- **What is being asked**:
Search the data for the word "genommen" and copy each line that has it.

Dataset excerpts
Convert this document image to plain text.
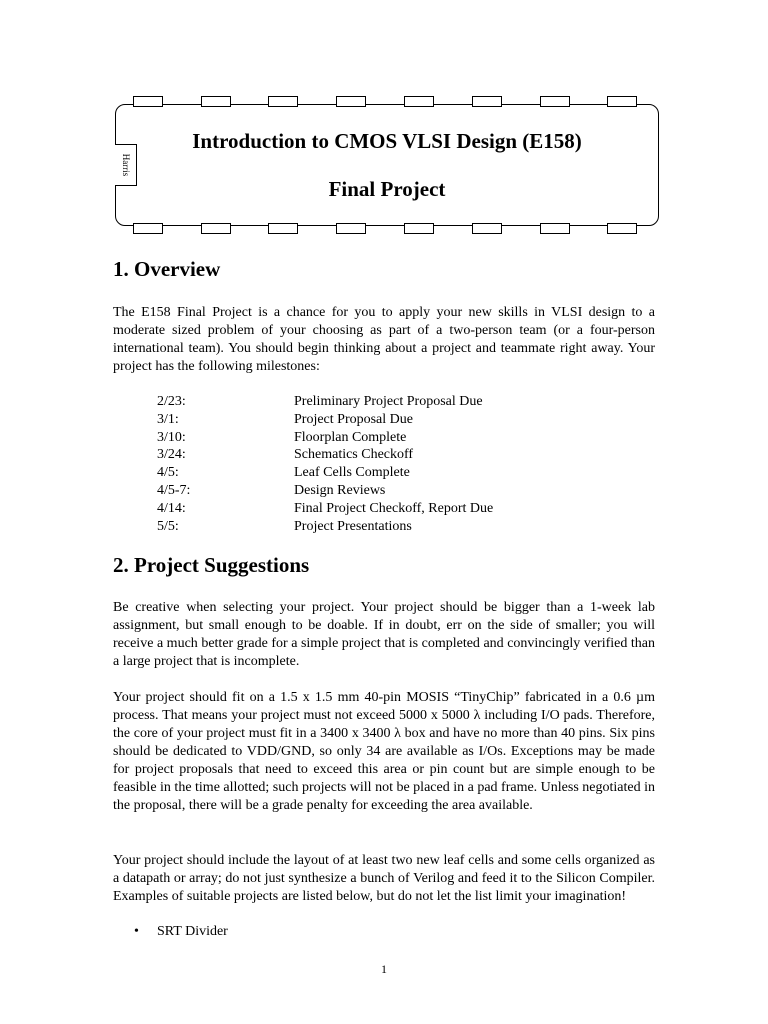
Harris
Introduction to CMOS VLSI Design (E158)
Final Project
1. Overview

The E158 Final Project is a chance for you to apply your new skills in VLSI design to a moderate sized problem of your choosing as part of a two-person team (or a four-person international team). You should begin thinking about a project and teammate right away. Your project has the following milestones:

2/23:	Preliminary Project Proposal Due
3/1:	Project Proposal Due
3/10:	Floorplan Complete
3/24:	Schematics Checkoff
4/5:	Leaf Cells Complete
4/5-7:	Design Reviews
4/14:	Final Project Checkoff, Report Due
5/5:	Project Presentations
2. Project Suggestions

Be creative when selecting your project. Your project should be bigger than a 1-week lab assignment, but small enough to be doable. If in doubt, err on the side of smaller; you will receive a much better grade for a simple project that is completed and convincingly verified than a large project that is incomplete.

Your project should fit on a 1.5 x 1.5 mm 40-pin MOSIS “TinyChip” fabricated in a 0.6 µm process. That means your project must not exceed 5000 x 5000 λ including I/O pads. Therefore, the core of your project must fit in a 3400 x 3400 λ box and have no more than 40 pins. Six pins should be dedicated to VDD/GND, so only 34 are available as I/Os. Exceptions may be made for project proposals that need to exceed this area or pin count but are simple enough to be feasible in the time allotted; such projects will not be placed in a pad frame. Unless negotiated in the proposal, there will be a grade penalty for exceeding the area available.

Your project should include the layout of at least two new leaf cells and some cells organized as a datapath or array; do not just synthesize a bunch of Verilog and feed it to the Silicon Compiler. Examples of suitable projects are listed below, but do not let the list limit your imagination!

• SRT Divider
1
...
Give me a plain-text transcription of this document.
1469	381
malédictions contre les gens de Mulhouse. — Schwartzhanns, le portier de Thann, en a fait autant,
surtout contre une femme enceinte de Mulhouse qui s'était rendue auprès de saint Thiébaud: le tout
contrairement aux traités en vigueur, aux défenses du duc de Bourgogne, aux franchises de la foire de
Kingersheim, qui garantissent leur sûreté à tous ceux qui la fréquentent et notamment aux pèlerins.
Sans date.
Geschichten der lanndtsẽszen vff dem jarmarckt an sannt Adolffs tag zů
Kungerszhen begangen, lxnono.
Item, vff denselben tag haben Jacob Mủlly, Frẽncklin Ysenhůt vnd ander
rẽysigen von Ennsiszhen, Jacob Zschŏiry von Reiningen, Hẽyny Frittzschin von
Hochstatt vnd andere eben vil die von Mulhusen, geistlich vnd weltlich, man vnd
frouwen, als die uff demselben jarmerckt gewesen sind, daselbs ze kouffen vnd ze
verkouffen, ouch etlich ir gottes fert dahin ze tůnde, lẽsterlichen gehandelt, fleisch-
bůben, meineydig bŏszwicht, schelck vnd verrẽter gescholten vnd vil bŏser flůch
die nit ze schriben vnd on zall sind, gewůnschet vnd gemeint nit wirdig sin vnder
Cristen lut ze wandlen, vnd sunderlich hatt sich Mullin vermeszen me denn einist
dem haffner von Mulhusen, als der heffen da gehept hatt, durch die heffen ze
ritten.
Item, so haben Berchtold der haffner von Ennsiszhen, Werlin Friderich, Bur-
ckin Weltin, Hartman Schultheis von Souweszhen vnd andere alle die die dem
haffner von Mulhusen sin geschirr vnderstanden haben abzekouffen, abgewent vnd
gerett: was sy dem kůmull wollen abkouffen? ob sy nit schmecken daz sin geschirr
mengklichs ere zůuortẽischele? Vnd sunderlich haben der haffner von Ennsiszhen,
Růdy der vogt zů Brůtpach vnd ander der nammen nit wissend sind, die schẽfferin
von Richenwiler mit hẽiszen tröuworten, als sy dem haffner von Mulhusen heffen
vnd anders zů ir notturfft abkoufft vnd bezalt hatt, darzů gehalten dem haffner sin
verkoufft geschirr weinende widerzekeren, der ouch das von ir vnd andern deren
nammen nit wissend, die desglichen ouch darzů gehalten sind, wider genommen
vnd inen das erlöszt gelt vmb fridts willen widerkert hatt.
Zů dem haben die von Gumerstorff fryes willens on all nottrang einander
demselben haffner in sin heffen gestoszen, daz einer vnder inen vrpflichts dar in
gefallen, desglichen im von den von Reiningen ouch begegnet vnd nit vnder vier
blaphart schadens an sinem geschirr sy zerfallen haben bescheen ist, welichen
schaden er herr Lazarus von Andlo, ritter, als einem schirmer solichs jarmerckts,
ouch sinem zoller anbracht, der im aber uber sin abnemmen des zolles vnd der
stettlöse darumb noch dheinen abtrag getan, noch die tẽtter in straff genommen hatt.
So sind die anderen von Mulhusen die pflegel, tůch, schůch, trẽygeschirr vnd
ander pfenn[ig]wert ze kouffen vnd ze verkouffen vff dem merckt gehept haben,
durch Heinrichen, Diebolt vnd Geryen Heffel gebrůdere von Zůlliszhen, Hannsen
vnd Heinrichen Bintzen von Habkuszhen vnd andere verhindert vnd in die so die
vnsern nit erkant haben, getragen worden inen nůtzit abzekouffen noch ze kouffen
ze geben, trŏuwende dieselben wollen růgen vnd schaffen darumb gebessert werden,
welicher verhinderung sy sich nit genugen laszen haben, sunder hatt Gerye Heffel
--
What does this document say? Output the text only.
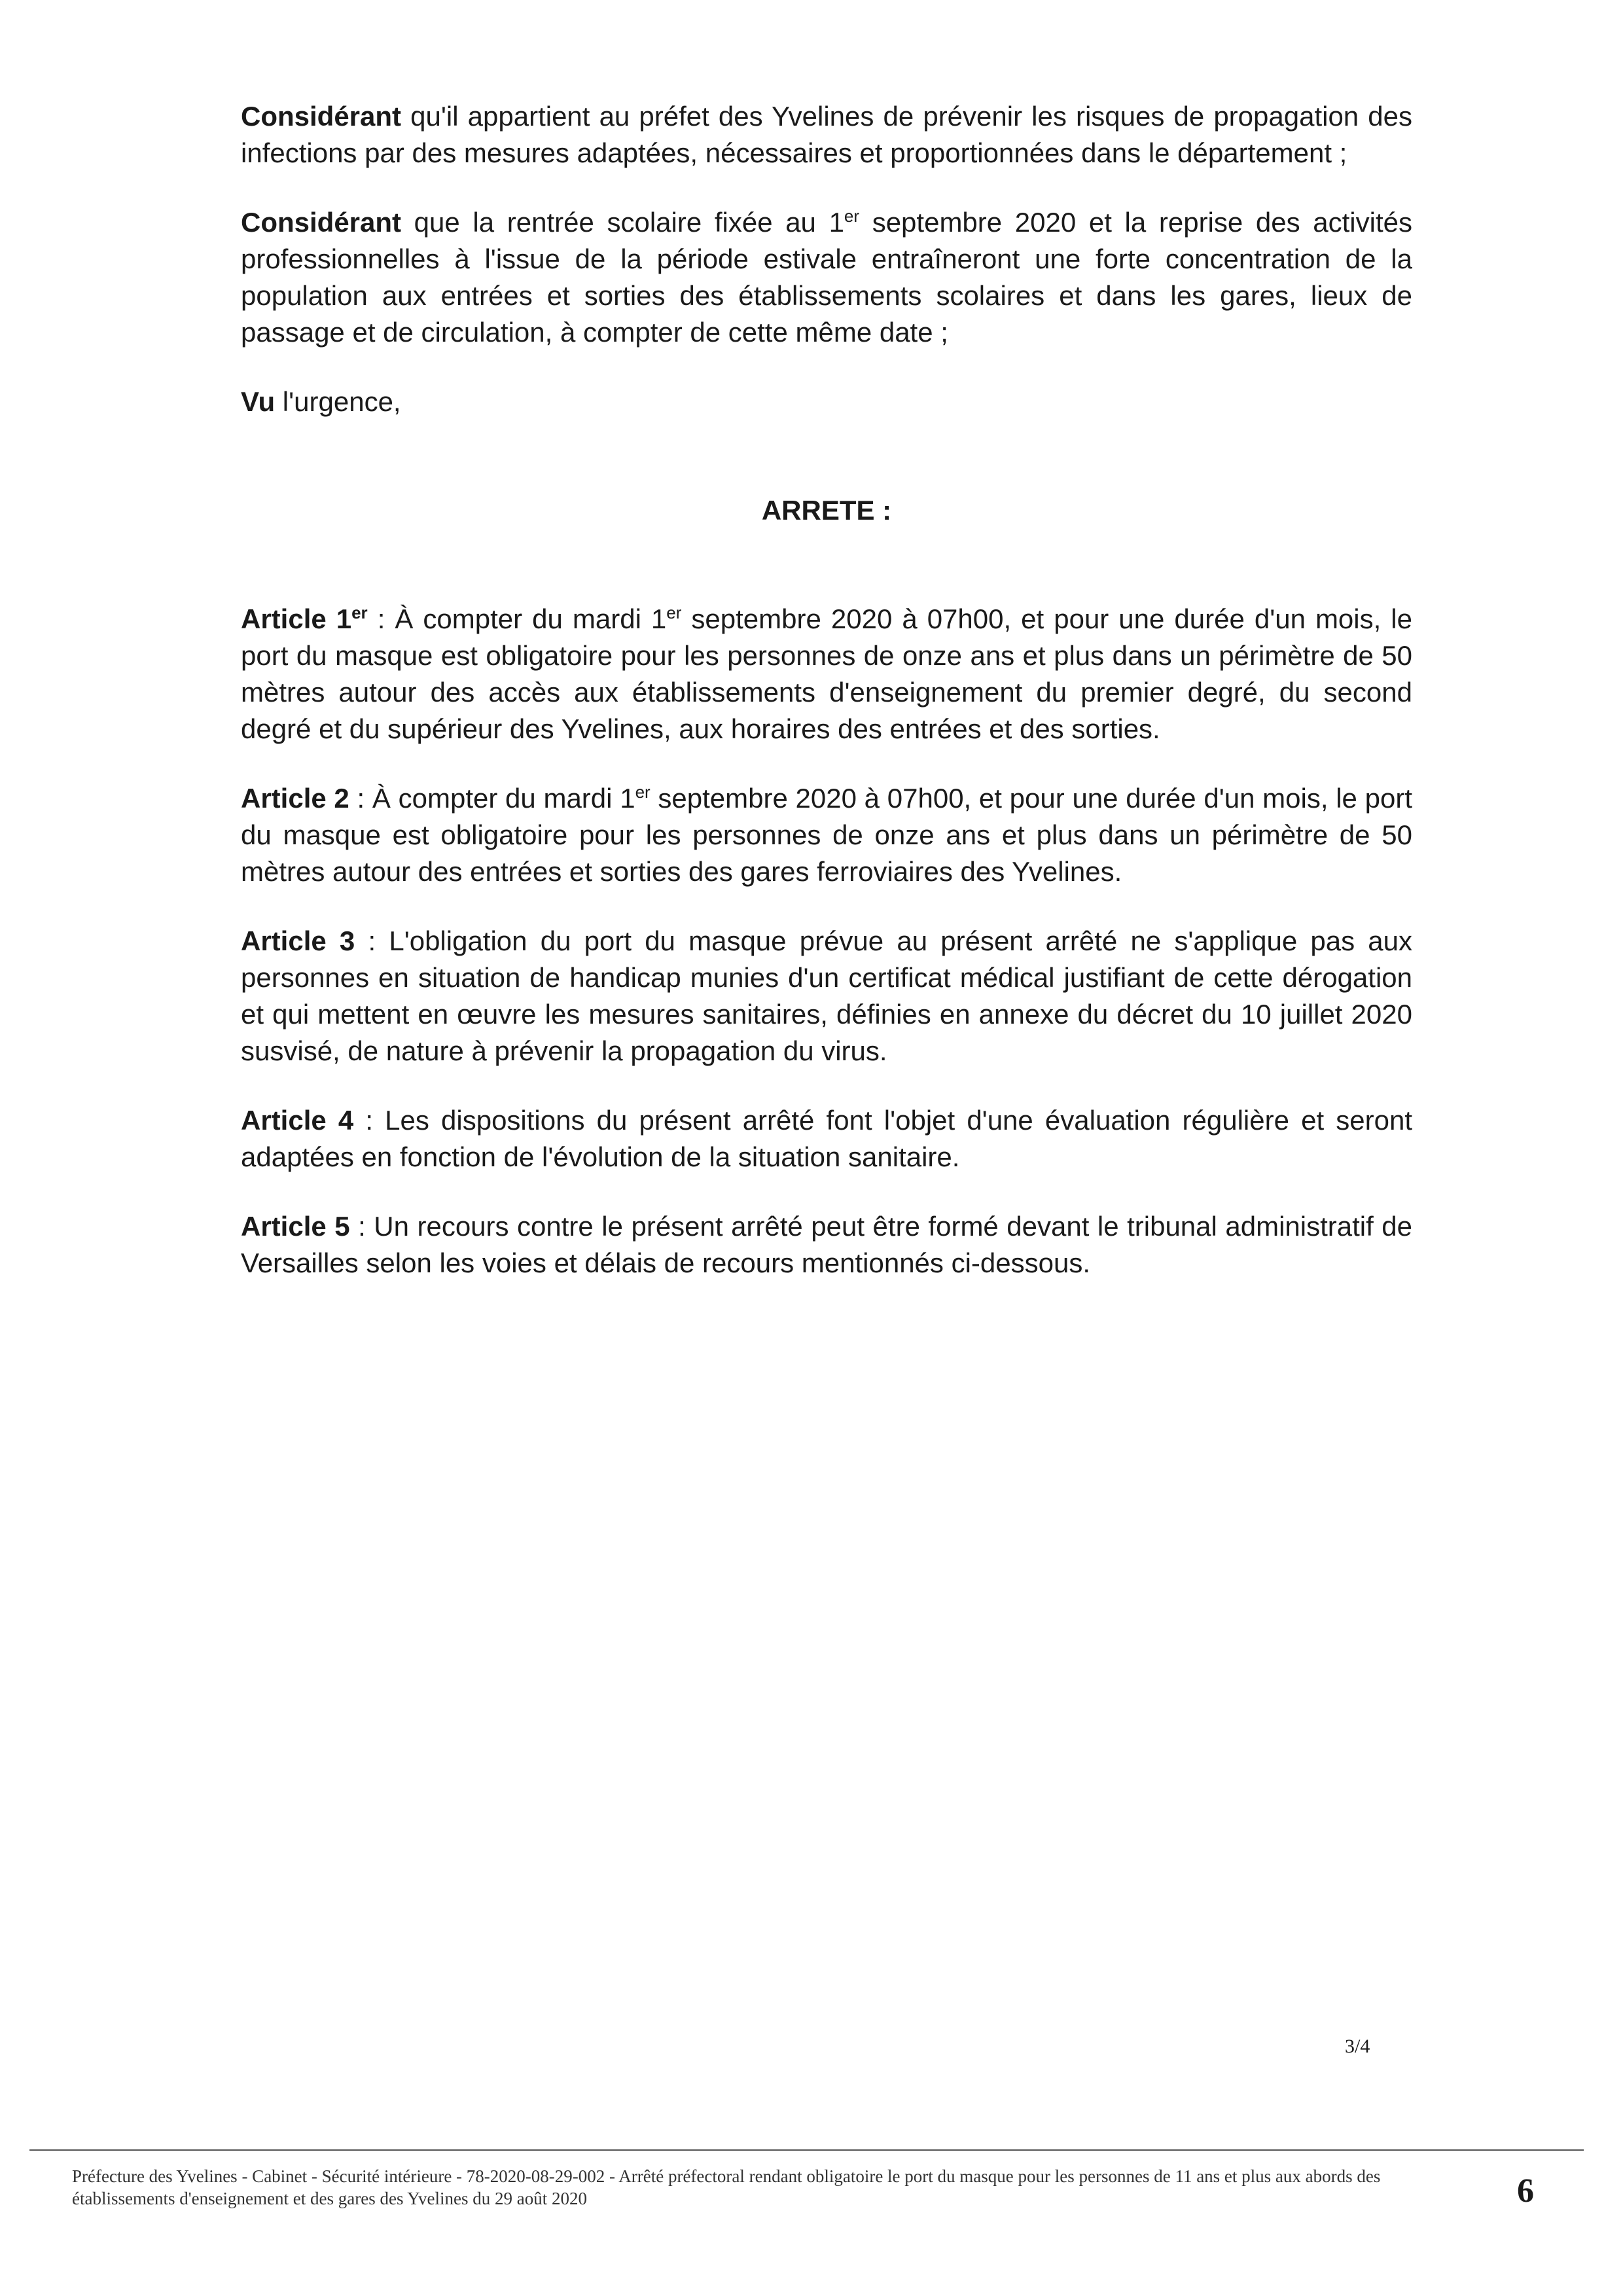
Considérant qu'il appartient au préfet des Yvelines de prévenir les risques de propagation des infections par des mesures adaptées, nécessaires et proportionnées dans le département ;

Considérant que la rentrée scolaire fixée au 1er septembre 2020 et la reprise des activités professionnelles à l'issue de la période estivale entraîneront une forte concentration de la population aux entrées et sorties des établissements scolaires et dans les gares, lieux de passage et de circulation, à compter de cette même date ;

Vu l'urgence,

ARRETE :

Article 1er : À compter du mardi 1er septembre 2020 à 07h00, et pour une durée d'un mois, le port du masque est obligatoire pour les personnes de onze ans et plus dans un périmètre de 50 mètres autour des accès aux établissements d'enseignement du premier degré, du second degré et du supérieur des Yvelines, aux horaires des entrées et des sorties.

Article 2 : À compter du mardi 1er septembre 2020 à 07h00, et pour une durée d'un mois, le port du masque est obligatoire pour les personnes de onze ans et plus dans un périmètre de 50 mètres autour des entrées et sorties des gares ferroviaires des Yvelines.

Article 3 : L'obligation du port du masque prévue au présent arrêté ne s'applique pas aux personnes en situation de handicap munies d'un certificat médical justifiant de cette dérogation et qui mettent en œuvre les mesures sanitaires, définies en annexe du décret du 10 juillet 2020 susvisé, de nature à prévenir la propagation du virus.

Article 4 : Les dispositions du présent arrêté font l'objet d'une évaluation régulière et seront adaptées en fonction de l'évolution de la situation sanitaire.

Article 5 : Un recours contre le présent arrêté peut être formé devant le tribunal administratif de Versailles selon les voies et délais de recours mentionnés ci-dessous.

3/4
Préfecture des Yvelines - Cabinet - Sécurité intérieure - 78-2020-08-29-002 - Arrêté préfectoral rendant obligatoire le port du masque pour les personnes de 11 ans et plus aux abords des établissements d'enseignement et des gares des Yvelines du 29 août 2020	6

- **Expected answer**:
nammen nit wissend, die desglichen ouch darzů gehalten sind, wider genommen
stettlöse darumb noch dheinen abtrag getan, noch die tẽtter in straff genommen hatt.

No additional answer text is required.